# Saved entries
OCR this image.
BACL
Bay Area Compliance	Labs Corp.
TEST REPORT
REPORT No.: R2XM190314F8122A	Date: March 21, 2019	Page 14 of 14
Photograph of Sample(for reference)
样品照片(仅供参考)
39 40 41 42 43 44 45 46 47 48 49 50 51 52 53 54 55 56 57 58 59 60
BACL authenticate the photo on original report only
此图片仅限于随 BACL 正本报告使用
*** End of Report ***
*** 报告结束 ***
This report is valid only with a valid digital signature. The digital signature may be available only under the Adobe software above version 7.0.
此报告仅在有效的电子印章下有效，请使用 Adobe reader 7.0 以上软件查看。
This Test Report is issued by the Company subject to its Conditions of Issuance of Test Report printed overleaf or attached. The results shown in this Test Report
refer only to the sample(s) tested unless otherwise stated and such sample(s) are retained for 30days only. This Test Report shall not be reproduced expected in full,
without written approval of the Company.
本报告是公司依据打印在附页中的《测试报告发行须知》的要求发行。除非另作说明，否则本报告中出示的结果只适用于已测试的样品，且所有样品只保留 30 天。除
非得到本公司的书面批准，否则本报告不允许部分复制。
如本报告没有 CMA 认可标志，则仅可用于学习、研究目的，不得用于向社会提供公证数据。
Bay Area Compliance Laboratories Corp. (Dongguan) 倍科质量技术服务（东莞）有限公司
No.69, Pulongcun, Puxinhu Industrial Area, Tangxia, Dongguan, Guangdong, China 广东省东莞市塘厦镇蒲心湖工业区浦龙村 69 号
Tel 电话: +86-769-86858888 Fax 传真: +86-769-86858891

# INSTRUCTIONS TO FOLLOW
Each line that has the word "Corp" should be copied.

# RESPONSE TO THIS TASK
Bay Area Compliance	Labs Corp.
Bay Area Compliance Laboratories Corp. (Dongguan) 倍科质量技术服务（东莞）有限公司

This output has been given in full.